Pull out every line in the material below that contains the string "interlock".

....................

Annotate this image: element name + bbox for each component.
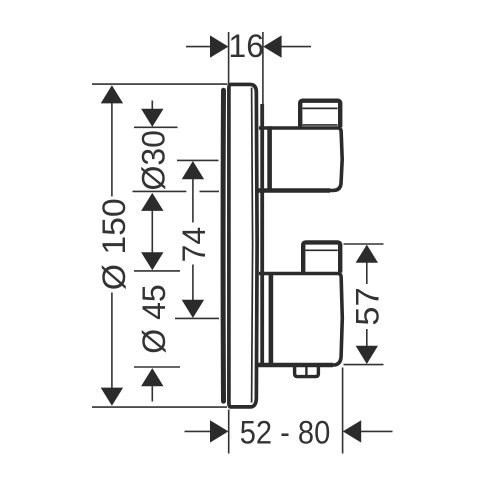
arrowhead O45 bottom [141, 368, 163, 386]
arrowhead O150 top [101, 85, 123, 103]
lower handle cap [303, 242, 340, 272]
dim 16 leader left [186, 46, 211, 48]
upper cap bottom line [303, 124, 338, 126]
svg-text:Ø 150: Ø 150 [96, 198, 132, 290]
lower handle body bottom edge [257, 363, 334, 367]
lower cap inner line [305, 249, 337, 251]
dim O45 tick top [134, 270, 180, 272]
svg-text:74: 74 [176, 227, 212, 263]
svg-text:57: 57 [350, 287, 386, 326]
dim O150 stem lower [111, 293, 113, 389]
svg-text:Ø30: Ø30 [136, 130, 172, 190]
arrowhead 52-80 left [210, 420, 228, 442]
dim 74 stem upper [192, 179, 194, 223]
dim O150 extension bottom [92, 406, 227, 408]
dim 16 extension line right [262, 32, 264, 121]
dim 52-80 leader left [185, 430, 211, 432]
arrowhead 16 right [263, 35, 281, 57]
dim O30 tick bottom right [200, 190, 220, 192]
dim 74 tick top [177, 159, 219, 161]
plate inner thin line [252, 88, 253, 403]
dim 57 tick top [344, 243, 384, 245]
arrowhead O30 top [141, 109, 163, 127]
svg-text:52 - 80: 52 - 80 [240, 415, 331, 451]
lower outlet notch [295, 365, 319, 376]
arrowhead 74 top [182, 161, 204, 179]
lower outlet notch divider [305, 364, 307, 376]
plate back sleeve line [260, 104, 264, 365]
dim 74 tick bottom [175, 317, 219, 319]
dim O150 extension top [92, 83, 227, 85]
arrowhead 57 top [356, 245, 378, 263]
upper handle body U1 [259, 128, 342, 190]
dim O30 tick bottom left [133, 190, 187, 192]
upper handle body bottom edge [257, 188, 330, 192]
dim O45 stem bottom [151, 386, 153, 401]
upper handle cap [300, 101, 340, 128]
plate outer face line [221, 90, 226, 401]
escutcheon plate outline [229, 84, 257, 406]
dim 74 stem lower [192, 265, 194, 301]
svg-text:16: 16 [228, 28, 264, 64]
dim O45 tick bottom [134, 366, 180, 368]
upper handle body inner edge [267, 126, 272, 192]
arrowhead 16 left [210, 35, 228, 57]
arrowhead O150 bottom [101, 388, 123, 406]
arrowhead O45 top [141, 252, 163, 270]
arrowhead 74 bottom [182, 300, 204, 318]
dim 16 leader right [281, 46, 311, 48]
arrowhead 52-80 right [343, 420, 361, 442]
dim 57 tick bottom [344, 364, 384, 366]
upper cap inner line [303, 107, 338, 109]
dim O30-O45 shared stem [151, 211, 153, 253]
dim 52-80 leader right [361, 430, 393, 432]
lower handle body [259, 274, 342, 366]
dim O30 tick top [134, 126, 178, 128]
dim O30 stem top [151, 101, 153, 110]
dim 57 stem upper [366, 262, 368, 284]
dim O150 stem upper [111, 103, 113, 197]
dim 52-80 extension right [342, 368, 344, 454]
arrowhead O30 bottom [141, 193, 163, 211]
dim 57 stem lower [366, 329, 368, 346]
lower handle body inner edge [269, 274, 274, 366]
dim 16 extension line left [228, 32, 230, 87]
dim 52-80 extension left [228, 410, 230, 454]
arrowhead 57 bottom [356, 346, 378, 364]
svg-text:Ø 45: Ø 45 [136, 284, 172, 353]
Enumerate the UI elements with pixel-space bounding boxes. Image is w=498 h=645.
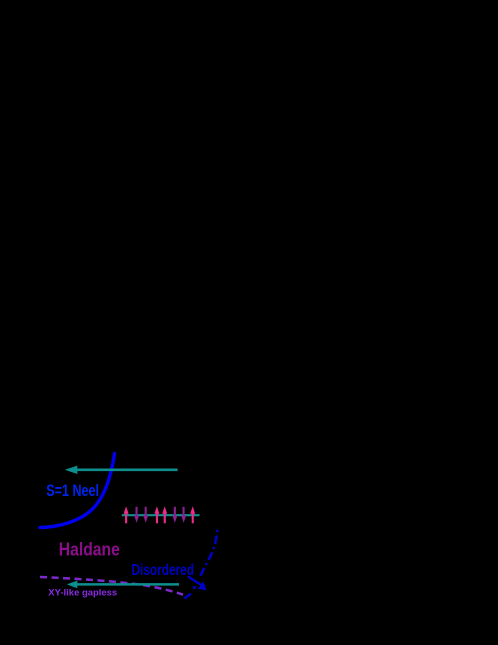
svg-text:XY-like gapless: XY-like gapless [48, 587, 117, 598]
svg-text:Disordered: Disordered [132, 562, 195, 579]
svg-text:S=1 Neel: S=1 Neel [46, 481, 99, 500]
svg-text:Haldane: Haldane [59, 539, 120, 560]
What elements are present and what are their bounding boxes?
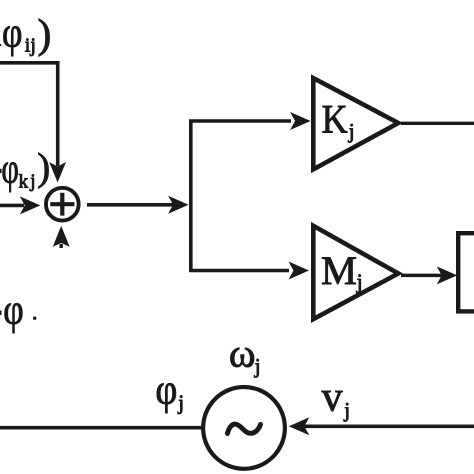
wire summing junction output to branch node [87,203,173,207]
arrowhead into box [437,266,458,284]
svg-text:φ: φ [2,9,23,56]
wire left input into summing junction [0,204,24,208]
branch wire: vertical split to K and M amplifiers [191,121,291,271]
amplifier M_j triangle [313,226,398,319]
svg-text:j: j [356,270,363,294]
wire K_j output to right edge [401,122,474,125]
label sin(phi_ij) fragment top-left [0,9,51,57]
wire v_j input from right edge [304,424,474,428]
svg-text:k: k [19,172,29,193]
svg-text:j: j [343,398,350,422]
arrowhead into oscillator [289,417,310,435]
svg-text:M: M [321,248,357,293]
svg-text:): ) [38,10,52,57]
amplifier K_j triangle [313,78,398,169]
summing junction circle [46,188,79,221]
svg-text:j: j [348,119,355,143]
svg-text:φ: φ [155,366,177,413]
arrowhead into branch node [168,196,189,214]
wire M_j output [401,274,443,278]
wire oscillator output to left edge [0,426,203,430]
svg-text:j: j [177,390,184,414]
box at right edge [458,233,474,311]
arrowhead into K amplifier [290,112,311,130]
svg-text:v: v [322,374,343,420]
svg-text:j: j [254,354,261,378]
arrowhead left input [20,196,41,214]
svg-text:φ: φ [3,286,24,333]
svg-text:j: j [29,171,35,192]
label dot-phi fragment left middle [0,286,36,333]
svg-text:φ: φ [1,145,19,192]
wire from sin(phi_ij) label: horizontal then down into summing node [0,63,58,166]
arrowhead up into summing junction bottom [53,226,70,247]
label sin(phi_kj) fragment [0,145,50,192]
svg-text:ij: ij [25,34,36,56]
svg-text:K: K [322,97,348,142]
svg-text:): ) [37,146,50,189]
oscillator circle [203,387,285,469]
svg-text:ω: ω [229,331,256,376]
plus sign in summing junction [50,202,74,206]
arrowhead down into summing junction [49,162,66,183]
tilde inside oscillator [228,424,261,433]
arrowhead into M amplifier [289,262,310,280]
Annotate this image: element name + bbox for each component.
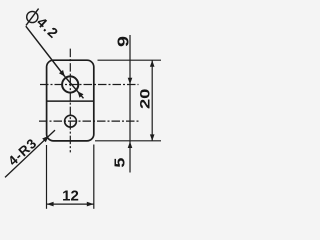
centerline hole top horizontal xyxy=(40,84,139,86)
inner edge line xyxy=(47,100,94,102)
leader 4-R3 xyxy=(5,130,55,177)
centerline hole bottom horizontal xyxy=(39,120,139,122)
extension line bottom edge xyxy=(95,140,161,142)
arrow 12 right xyxy=(87,202,94,207)
diameter line through hole xyxy=(65,77,84,99)
extension line top edge xyxy=(98,59,162,61)
arrow 5 up xyxy=(128,142,133,149)
leader phi4.2 xyxy=(26,26,65,76)
extension line left edge down xyxy=(46,145,48,209)
hole top xyxy=(62,76,78,92)
label phi4.2 xyxy=(26,9,39,26)
dimension line 9-5 vertical xyxy=(129,35,131,173)
plate outline xyxy=(47,60,94,141)
svg-text:12: 12 xyxy=(62,188,79,205)
extension line right edge down xyxy=(93,145,95,209)
centerline vertical xyxy=(69,49,71,153)
arrow phi42 upper xyxy=(59,70,65,77)
arrow 4R3 xyxy=(42,136,49,142)
dimension line 12 xyxy=(47,203,94,205)
dimension line 20 xyxy=(151,60,153,141)
arrow 20 bottom xyxy=(150,134,155,141)
svg-text:20: 20 xyxy=(138,89,153,110)
arrow 9 down xyxy=(128,78,133,85)
arrow 12 left xyxy=(47,202,54,207)
hole bottom xyxy=(65,115,77,127)
svg-text:9: 9 xyxy=(116,36,133,47)
svg-text:5: 5 xyxy=(112,158,128,168)
arrow 20 top xyxy=(150,60,155,67)
arrow phi42 lower xyxy=(78,91,84,97)
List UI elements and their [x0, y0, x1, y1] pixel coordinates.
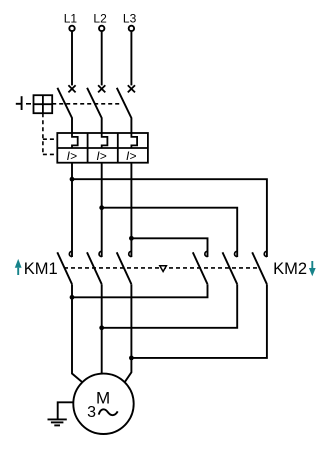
- node phase 1 branch: [70, 177, 75, 182]
- breaker blade pole 1: [57, 88, 72, 133]
- breaker linkage dashed line through blades: [52, 103, 121, 105]
- wire phase 1 breaker to KM1 pole 1: [71, 163, 73, 257]
- wire L2 down to breaker pole 2: [101, 32, 103, 86]
- linkage dashed branch to magnetic row: [43, 153, 57, 155]
- svg-text:L2: L2: [93, 12, 107, 26]
- wire KM2 pole 1 output to node U: [72, 284, 208, 297]
- breaker blade pole 3: [117, 88, 132, 133]
- wire phase 3 to KM2 pole 1: [131, 238, 207, 257]
- wire KM1 pole 2 output to motor: [101, 284, 103, 373]
- wire L3 down to breaker pole 3: [130, 32, 132, 86]
- KM2 contact pole 1: [193, 251, 208, 284]
- label KM2 with down arrow: [273, 260, 316, 278]
- wire motor to ground: [58, 402, 74, 418]
- breaker function cross pole 1: [68, 85, 75, 92]
- svg-text:I>: I>: [67, 149, 77, 163]
- svg-text:L3: L3: [123, 12, 137, 26]
- wire KM1 pole 1 output to motor: [72, 284, 82, 382]
- thermal element pole 3: [131, 133, 137, 148]
- svg-text:KM1: KM1: [24, 260, 58, 278]
- overload block frame: [57, 133, 148, 163]
- breaker function cross pole 2: [98, 85, 105, 92]
- terminal L3: [123, 12, 137, 31]
- actuator handle tick: [16, 96, 22, 110]
- node motor phase W: [129, 356, 134, 361]
- terminal L1: [64, 12, 78, 31]
- wire L1 down to breaker pole 1: [71, 32, 73, 86]
- node phase 3 branch: [129, 236, 134, 241]
- terminal L2: [93, 12, 107, 31]
- svg-text:3: 3: [87, 404, 96, 421]
- thermal element pole 1: [72, 133, 78, 148]
- motor M1 circle: [73, 374, 133, 434]
- actuator linkage dash to box: [26, 103, 31, 105]
- KM1 contact pole 3: [117, 251, 132, 284]
- wire KM2 pole 3 output to node W: [131, 284, 267, 358]
- wire KM1 pole 3 output to motor: [125, 284, 132, 382]
- wire phase 2 breaker to KM1 pole 2: [101, 163, 103, 257]
- svg-text:KM2: KM2: [273, 260, 307, 278]
- wire phase 3 breaker to KM1 pole 3: [130, 163, 132, 257]
- ground: [48, 419, 67, 425]
- node motor phase U: [70, 295, 75, 300]
- svg-text:I>: I>: [96, 149, 106, 163]
- motor label sine wave: [99, 409, 118, 415]
- KM2 contact pole 2: [223, 251, 238, 284]
- linkage dashed branch to thermal row: [43, 138, 57, 140]
- thermal element pole 2: [102, 133, 108, 148]
- breaker function cross pole 3: [128, 85, 135, 92]
- label KM1 with up arrow: [15, 259, 58, 278]
- svg-text:I>: I>: [126, 149, 136, 163]
- breaker blade pole 2: [87, 88, 102, 133]
- node motor phase V: [99, 325, 104, 330]
- KM2 contact pole 3: [252, 251, 267, 284]
- interlock dashed line: [64, 267, 260, 269]
- linkage dashed down from actuator box: [42, 113, 44, 154]
- wire KM2 pole 2 output to node V: [102, 284, 238, 328]
- breaker actuator box with cross: [34, 95, 53, 113]
- KM1 contact pole 1: [57, 251, 72, 284]
- node phase 2 branch: [99, 205, 104, 210]
- wire phase 2 to KM2 pole 2: [102, 208, 238, 257]
- wire phase 1 to KM2 pole 3: [72, 179, 267, 257]
- KM1 contact pole 2: [87, 251, 102, 284]
- interlock triangle: [160, 266, 167, 272]
- svg-text:L1: L1: [64, 12, 78, 26]
- svg-text:M: M: [96, 388, 110, 407]
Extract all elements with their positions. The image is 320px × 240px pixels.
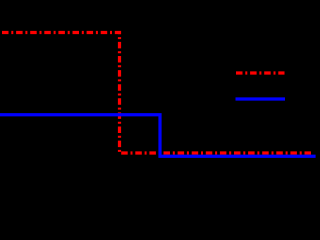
red dash-dot step line — [2, 33, 312, 154]
legend blue solid sample — [236, 97, 286, 100]
legend red dash-dot sample — [236, 71, 285, 74]
blue solid step line — [0, 115, 316, 157]
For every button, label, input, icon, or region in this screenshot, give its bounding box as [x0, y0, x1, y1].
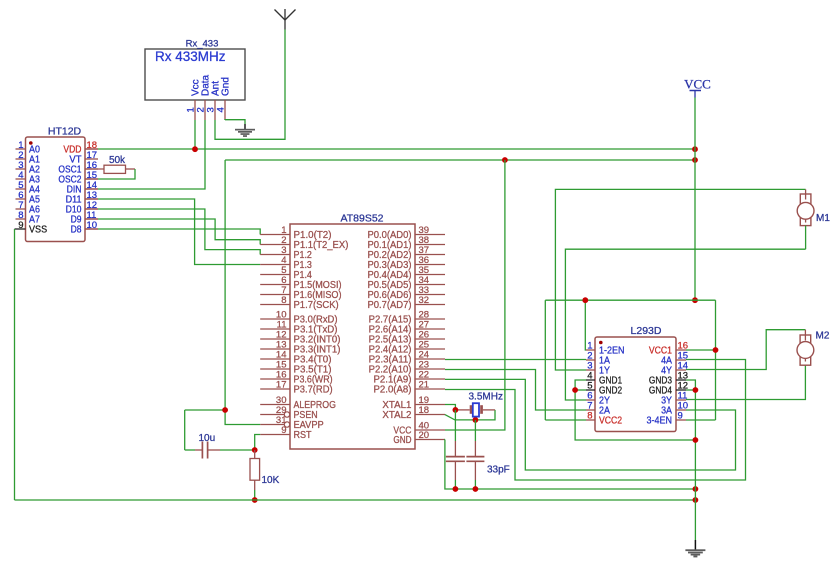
capacitor C2 33pF [446, 410, 465, 489]
L293D pin1 marker dot [599, 341, 603, 345]
svg-text:3-4EN: 3-4EN [647, 416, 673, 427]
crystal X1 3.5MHz [470, 403, 483, 416]
wire GND3 GND4 ground vertical to ground symbol [686, 380, 695, 540]
wire D10 to AT89S52 P1.2 [85, 209, 260, 255]
wire P2.0 to 4A [445, 360, 746, 481]
AT89S52 PSEN bubble pin29 [284, 412, 289, 417]
wire D9 to AT89S52 P1.1 [85, 219, 260, 245]
wire Rx Vcc pin down to VDD net [194, 120, 196, 149]
svg-text:8: 8 [281, 295, 286, 306]
wire 3Y to M2 bottom [686, 365, 805, 400]
svg-text:D8: D8 [71, 225, 82, 236]
HT12D left pin stubs 1-9 [15, 149, 26, 229]
svg-text:20: 20 [419, 430, 430, 441]
svg-text:M2: M2 [816, 331, 830, 342]
wire D11 to AT89S52 P1.3 [85, 199, 260, 265]
wire D8 to AT89S52 P1.0 [85, 229, 260, 235]
wire antenna to Rx ANT pin [215, 30, 285, 140]
svg-text:L293D: L293D [631, 325, 662, 337]
decoder U1 HT12D box [26, 137, 86, 242]
capacitor C3 33pF [466, 420, 484, 489]
junction C3 bottom [473, 486, 479, 492]
antenna AE1 [275, 9, 296, 30]
junction ground line at ground vertical [693, 486, 699, 492]
svg-text:AT89S52: AT89S52 [341, 213, 384, 225]
svg-text:VSS: VSS [29, 225, 48, 236]
L293D right pin stubs [676, 350, 686, 420]
HT12D pin1 marker dot [29, 141, 33, 145]
svg-text:VCC2: VCC2 [599, 416, 622, 427]
AT89S52 right pin stubs [415, 235, 445, 440]
wire OSC2 loop [85, 169, 135, 179]
svg-text:Rx 433MHz: Rx 433MHz [155, 49, 226, 64]
junction GND line below L293D [693, 437, 699, 443]
wire VCC pin40 up to VCC branch [445, 160, 505, 430]
wire GND pin20 to ground line [445, 440, 696, 490]
svg-text:M1: M1 [816, 213, 830, 224]
wire 1Y to M1 top [555, 189, 805, 370]
junction C2 bottom [453, 486, 459, 492]
wire ground rail bottom [15, 499, 696, 501]
svg-text:33pF: 33pF [487, 465, 510, 476]
Rx pin stubs 1-4 [195, 100, 225, 120]
junction GND2 [572, 387, 578, 393]
junction XTAL2/crystal/C3 [473, 417, 479, 423]
svg-text:P0.7(AD7): P0.7(AD7) [368, 300, 412, 311]
wire VCC distribution to L293D 1-2EN VCC1 VCC2 3-4EN [545, 300, 715, 420]
svg-text:Rx_433: Rx_433 [186, 39, 219, 50]
svg-text:VCC: VCC [684, 77, 711, 92]
AT89S52 left pin stubs [260, 235, 290, 435]
L293D left pin stubs [586, 350, 595, 420]
junction RST/C1/R2 [252, 447, 258, 453]
junction VDD/VCC vertical [692, 146, 698, 152]
motor M1 [797, 189, 814, 249]
svg-text:HT12D: HT12D [48, 126, 82, 138]
junction XTAL1/crystal/C2 [453, 407, 459, 413]
svg-text:32: 32 [419, 295, 430, 306]
svg-text:17: 17 [276, 380, 287, 391]
svg-text:Gnd: Gnd [221, 77, 232, 96]
wire VSS to ground rail [14, 229, 16, 500]
svg-text:RST: RST [294, 430, 312, 441]
wire P2.2 to 2A [445, 370, 586, 411]
ground symbol near Rx [235, 124, 255, 137]
AT89S52 EAVPP bubble pin31 [284, 422, 289, 427]
svg-text:8: 8 [587, 411, 592, 422]
svg-text:P1.7(SCK): P1.7(SCK) [294, 300, 339, 311]
capacitor C1 10u [185, 442, 255, 459]
junction VCC vertical at y300 line [692, 297, 698, 303]
motor driver U3 L293D box [595, 337, 676, 432]
svg-text:P3.7(RD): P3.7(RD) [294, 385, 333, 396]
svg-text:10K: 10K [262, 475, 280, 486]
ground symbol bottom right [685, 540, 705, 557]
wire VCC vertical [694, 98, 696, 301]
RF receiver module RX1 box [145, 49, 245, 100]
svg-text:9: 9 [678, 411, 683, 422]
wire P2.3 to 1A [445, 359, 586, 361]
svg-text:XTAL2: XTAL2 [382, 410, 411, 421]
wire VDD net HT12D pin18 to VCC rail [85, 148, 695, 150]
junction 1-2EN branch [582, 297, 588, 303]
svg-text:3.5MHz: 3.5MHz [469, 392, 503, 403]
junction EA net at cap branch [222, 407, 228, 413]
junction EA net at VCC vertical [692, 157, 698, 163]
svg-text:10u: 10u [199, 433, 216, 444]
wire 2Y to M1 bottom [565, 249, 805, 400]
junction GND4 [693, 387, 699, 393]
power symbol VCC [684, 77, 711, 98]
junction R2 bottom on ground rail [252, 497, 258, 503]
wire 4Y to M2 top [686, 330, 805, 370]
svg-text:9: 9 [18, 220, 23, 231]
svg-text:9: 9 [281, 425, 286, 436]
HT12D right pin stubs 18-10 [85, 149, 98, 229]
svg-text:50k: 50k [109, 155, 126, 166]
motor M2 [797, 330, 814, 365]
resistor R1 50k [85, 165, 135, 173]
resistor R2 10K [250, 450, 260, 500]
svg-text:P2.0(A8): P2.0(A8) [374, 385, 412, 396]
wire XTAL2 to crystal [445, 410, 495, 420]
svg-text:GND: GND [393, 435, 411, 446]
wire P2.1 to 3A [445, 379, 736, 470]
wire GND1 GND2 to ground vertical [575, 380, 695, 440]
junction ground rail at ground vertical [693, 497, 699, 503]
junction VDD/RxVcc [192, 146, 198, 152]
wire Rx Data pin to HT12D DIN [85, 120, 205, 189]
wire XTAL1 to crystal [445, 405, 470, 410]
wire RST to cap/resistor junction [255, 435, 261, 451]
wire VCC to EAVPP and 10u cap net [185, 160, 695, 450]
junction VCC pin40 branch [502, 157, 508, 163]
microcontroller U2 AT89S52 box [290, 224, 415, 449]
svg-text:18: 18 [419, 405, 430, 416]
junction VCC1 branch [713, 347, 719, 353]
wire Rx Gnd pin to ground [225, 120, 245, 124]
svg-text:21: 21 [419, 380, 430, 391]
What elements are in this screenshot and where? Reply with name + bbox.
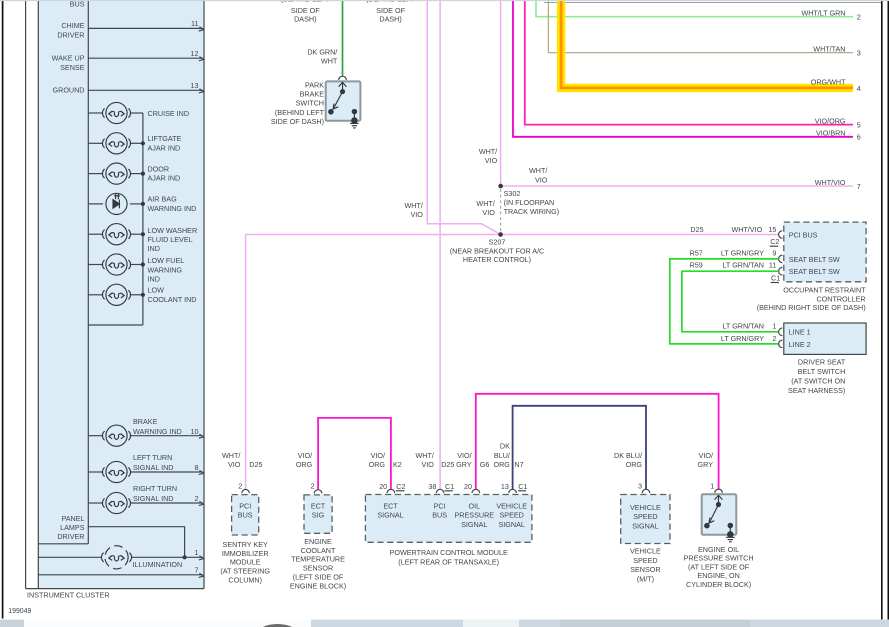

....................

# The solution
- interlock dashed line: [64, 267, 260, 269]
- interlock triangle: [160, 266, 167, 272]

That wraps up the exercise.